- PROBLEM REQUIREMENTS
Can you pick up the forum thread about the payoff time of running GLM 4.5 on home hardware and keep it going from its last line?

Comment by kingstnap

7 months ago

He has GLM 4.5 Running at ~100 Tokens per second.

Assumptions:

Batch 4x and get 400 tokens per second and push his power consumption to 900W instead of the underutilized 300W.

Electricity around €0.2/kWhr.

Tokens valued at €1/1M out.

Assume ~70% utilization.

Result:

You get ~1M tokens per hour which is a net profit of ~€0.8/hr. Which is a payoff time of a bit over a year or so given the €9K investment.

Honestly though there is a lot of handwaving here. The most significant unknown is getting high utilization with aggressive batching and 24/7 load.

Also the demand for privacy can make the utility of the tokens much higher than typical API prices for open source models.

In a sort of orthogonal way renting 2 H100s costs around $6 per hour which makes the payback time a bit over a couple months.

6 comments

kingstnap

PhilippGille 7 months ago

> He has GLM 4.5 Running at ~100 Tokens per second.

- SUPPLIED DATA
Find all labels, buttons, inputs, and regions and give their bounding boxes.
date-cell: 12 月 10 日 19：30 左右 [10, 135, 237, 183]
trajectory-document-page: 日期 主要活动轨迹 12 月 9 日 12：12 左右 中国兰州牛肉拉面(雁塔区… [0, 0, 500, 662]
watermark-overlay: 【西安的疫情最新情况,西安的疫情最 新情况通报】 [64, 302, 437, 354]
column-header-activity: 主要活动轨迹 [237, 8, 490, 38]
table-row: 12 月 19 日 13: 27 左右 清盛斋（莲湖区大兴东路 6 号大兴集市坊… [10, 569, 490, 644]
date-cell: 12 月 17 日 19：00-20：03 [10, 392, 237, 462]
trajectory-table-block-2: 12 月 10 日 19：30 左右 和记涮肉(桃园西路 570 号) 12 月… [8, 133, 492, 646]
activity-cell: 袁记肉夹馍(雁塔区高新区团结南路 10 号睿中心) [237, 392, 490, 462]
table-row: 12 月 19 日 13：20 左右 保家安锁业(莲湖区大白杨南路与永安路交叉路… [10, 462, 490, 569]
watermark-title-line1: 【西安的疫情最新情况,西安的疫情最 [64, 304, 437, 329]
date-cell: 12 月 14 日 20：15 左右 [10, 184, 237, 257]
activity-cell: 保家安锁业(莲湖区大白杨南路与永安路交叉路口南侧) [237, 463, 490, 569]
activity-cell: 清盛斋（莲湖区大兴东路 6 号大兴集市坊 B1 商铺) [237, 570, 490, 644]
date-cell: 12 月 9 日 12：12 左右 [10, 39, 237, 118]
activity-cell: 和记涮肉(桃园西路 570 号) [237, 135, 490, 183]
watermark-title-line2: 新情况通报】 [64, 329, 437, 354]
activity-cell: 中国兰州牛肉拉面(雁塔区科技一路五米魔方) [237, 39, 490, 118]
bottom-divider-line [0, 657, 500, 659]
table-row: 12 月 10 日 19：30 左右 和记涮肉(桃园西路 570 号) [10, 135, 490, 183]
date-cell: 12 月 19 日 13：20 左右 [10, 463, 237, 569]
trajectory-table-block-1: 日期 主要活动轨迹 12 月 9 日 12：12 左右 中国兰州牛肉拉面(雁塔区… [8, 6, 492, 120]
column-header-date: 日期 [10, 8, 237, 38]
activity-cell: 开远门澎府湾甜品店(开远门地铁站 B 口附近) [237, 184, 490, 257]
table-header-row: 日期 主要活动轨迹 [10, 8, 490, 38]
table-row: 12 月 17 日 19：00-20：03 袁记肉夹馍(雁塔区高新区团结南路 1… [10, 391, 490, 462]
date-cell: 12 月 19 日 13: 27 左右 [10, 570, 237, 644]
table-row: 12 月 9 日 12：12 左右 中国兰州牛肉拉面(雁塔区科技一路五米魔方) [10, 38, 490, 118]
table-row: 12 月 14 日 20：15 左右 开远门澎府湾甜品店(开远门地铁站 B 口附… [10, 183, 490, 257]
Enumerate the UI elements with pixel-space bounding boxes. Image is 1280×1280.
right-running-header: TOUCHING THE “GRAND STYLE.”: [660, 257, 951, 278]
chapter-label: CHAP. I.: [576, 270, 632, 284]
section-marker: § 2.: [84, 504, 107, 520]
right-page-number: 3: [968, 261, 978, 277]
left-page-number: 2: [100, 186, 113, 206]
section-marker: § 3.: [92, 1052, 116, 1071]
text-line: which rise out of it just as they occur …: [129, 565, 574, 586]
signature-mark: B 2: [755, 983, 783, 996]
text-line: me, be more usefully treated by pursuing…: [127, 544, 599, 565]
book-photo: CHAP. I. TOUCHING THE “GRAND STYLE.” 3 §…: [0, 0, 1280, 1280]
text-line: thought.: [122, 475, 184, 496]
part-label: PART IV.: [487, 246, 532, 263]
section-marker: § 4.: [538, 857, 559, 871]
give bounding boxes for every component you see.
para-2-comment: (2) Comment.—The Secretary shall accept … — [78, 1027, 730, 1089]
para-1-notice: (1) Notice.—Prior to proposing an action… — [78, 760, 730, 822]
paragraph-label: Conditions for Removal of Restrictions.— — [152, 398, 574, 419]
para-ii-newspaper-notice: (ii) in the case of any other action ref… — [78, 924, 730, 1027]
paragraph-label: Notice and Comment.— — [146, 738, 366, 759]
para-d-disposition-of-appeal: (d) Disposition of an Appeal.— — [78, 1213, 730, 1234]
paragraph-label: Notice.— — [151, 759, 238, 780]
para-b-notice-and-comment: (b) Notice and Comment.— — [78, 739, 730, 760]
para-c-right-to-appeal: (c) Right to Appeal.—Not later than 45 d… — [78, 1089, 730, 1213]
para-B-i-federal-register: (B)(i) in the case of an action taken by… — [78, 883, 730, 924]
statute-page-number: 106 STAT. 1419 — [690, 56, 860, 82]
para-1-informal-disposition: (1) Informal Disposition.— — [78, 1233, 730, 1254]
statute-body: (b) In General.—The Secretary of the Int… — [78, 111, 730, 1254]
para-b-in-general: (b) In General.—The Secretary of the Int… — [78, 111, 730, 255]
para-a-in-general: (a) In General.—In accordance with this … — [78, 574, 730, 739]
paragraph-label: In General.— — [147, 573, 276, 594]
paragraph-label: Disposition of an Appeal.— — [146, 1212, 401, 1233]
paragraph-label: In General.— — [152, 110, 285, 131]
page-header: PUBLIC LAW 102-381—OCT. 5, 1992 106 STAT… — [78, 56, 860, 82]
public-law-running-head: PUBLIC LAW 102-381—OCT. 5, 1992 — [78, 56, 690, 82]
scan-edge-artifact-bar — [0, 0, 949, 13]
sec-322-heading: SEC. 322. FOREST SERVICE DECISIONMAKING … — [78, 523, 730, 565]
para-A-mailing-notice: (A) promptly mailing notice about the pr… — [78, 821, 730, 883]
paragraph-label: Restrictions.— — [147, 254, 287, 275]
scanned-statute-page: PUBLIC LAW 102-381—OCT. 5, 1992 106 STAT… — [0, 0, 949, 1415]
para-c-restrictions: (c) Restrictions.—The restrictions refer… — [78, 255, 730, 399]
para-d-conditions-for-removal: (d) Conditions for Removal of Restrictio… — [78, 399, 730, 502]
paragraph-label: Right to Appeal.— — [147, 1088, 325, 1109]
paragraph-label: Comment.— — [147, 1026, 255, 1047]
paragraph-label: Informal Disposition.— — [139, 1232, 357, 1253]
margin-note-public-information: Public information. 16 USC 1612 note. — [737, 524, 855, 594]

- THE RESPONSE
GLM 4.5 Air, to be precise. It's a smaller 166B model, not the full 355B one.

Worth mentioning when discussing token throughput.

dnhkng 7 months ago
I'm downloading DeepSeek-V3.2-Speciale now at FP8 (reportedly Gold-medal performance in the 2025 International Mathematical Olympiad and International Olympiad in Informatics).
It will fit in system RAM, and as its mixture of experts and the experts are not too large, I can at least run it. Token/second speed will be slower, but as system memory bandwidth is somewhere around 5-600Gb/s, so it should feel OK.
- Gracana 7 months ago
  
  Check out "--n-cpu-moe" in llama.cpp if you're not familiar. That allows you to force a certain number of experts to be kept in system memory while everything else (including context cache and the parts of the model that every token touches) is kept in VRAM. You can do something like "-c128k -ngl 99 --n-cpu-moe <tuned_amt>" where you find a number that allows you to maximize VRAM usage without OOMing.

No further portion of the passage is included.